• **REQUEST**
Your task is to copy every record exactly.

----

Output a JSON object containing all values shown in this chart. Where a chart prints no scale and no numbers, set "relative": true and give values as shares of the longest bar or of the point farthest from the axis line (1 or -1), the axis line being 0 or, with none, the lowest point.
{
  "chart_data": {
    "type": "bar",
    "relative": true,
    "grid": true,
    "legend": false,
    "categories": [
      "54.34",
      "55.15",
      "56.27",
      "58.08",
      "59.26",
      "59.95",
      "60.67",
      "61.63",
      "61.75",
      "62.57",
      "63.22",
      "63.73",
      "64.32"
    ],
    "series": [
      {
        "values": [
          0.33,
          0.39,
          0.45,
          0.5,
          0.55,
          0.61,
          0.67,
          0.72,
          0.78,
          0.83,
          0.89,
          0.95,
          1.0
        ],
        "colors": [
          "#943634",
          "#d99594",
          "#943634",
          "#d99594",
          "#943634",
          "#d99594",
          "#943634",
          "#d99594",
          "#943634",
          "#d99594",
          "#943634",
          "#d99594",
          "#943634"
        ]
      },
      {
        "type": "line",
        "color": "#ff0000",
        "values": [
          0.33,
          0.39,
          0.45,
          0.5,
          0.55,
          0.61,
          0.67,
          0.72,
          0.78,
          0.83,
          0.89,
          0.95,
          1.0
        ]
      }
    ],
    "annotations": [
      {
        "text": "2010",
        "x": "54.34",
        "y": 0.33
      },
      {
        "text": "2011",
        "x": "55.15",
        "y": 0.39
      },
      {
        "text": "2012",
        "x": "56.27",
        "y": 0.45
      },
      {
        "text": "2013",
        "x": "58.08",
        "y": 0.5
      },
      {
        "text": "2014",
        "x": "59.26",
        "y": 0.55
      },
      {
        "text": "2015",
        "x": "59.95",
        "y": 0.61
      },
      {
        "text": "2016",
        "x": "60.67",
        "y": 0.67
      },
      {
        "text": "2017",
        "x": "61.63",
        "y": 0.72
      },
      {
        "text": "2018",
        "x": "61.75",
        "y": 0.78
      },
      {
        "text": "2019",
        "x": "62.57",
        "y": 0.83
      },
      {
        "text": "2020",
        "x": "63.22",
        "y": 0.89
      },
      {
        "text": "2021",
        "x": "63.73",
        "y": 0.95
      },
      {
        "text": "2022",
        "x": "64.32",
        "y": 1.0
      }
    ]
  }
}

----

• **EXPECTED ANSWER**
Output a JSON object containing all values shown in this chart. Where a chart prints no scale and no numbers, set "relative": true and give values as shares of the longest bar or of the point farthest from the axis line (1 or -1), the axis line being 0 or, with none, the lowest point.
{
  "chart_data": {
    "type": "bar",
    "relative": true,
    "grid": true,
    "legend": false,
    "categories": [
      "54.34",
      "55.15",
      "56.27",
      "58.08",
      "59.26",
      "59.95",
      "60.67",
      "61.63",
      "61.75",
      "62.57",
      "63.22",
      "63.73",
      "64.32"
    ],
    "series": [
      {
        "values": [
          0.33,
          0.39,
          0.45,
          0.5,
          0.55,
          0.61,
          0.67,
          0.72,
          0.78,
          0.83,
          0.89,
          0.95,
          1.0
        ],
        "colors": [
          "#943634",
          "#d99594",
          "#943634",
          "#d99594",
          "#943634",
          "#d99594",
          "#943634",
          "#d99594",
          "#943634",
          "#d99594",
          "#943634",
          "#d99594",
          "#943634"
        ]
      },
      {
        "type": "line",
        "color": "#ff0000",
        "values": [
          0.33,
          0.39,
          0.45,
          0.5,
          0.55,
          0.61,
          0.67,
          0.72,
          0.78,
          0.83,
          0.89,
          0.95,
          1.0
        ]
      }
    ],
    "annotations": [
      {
        "text": "2010",
        "x": "54.34",
        "y": 0.33
      },
      {
        "text": "2011",
        "x": "55.15",
        "y": 0.39
      },
      {
        "text": "2012",
        "x": "56.27",
        "y": 0.45
      },
      {
        "text": "2013",
        "x": "58.08",
        "y": 0.5
      },
      {
        "text": "2014",
        "x": "59.26",
        "y": 0.55
      },
      {
        "text": "2015",
        "x": "59.95",
        "y": 0.61
      },
      {
        "text": "2016",
        "x": "60.67",
        "y": 0.67
      },
      {
        "text": "2017",
        "x": "61.63",
        "y": 0.72
      },
      {
        "text": "2018",
        "x": "61.75",
        "y": 0.78
      },
      {
        "text": "2019",
        "x": "62.57",
        "y": 0.83
      },
      {
        "text": "2020",
        "x": "63.22",
        "y": 0.89
      },
      {
        "text": "2021",
        "x": "63.73",
        "y": 0.95
      },
      {
        "text": "2022",
        "x": "64.32",
        "y": 1.0
      }
    ]
  }
}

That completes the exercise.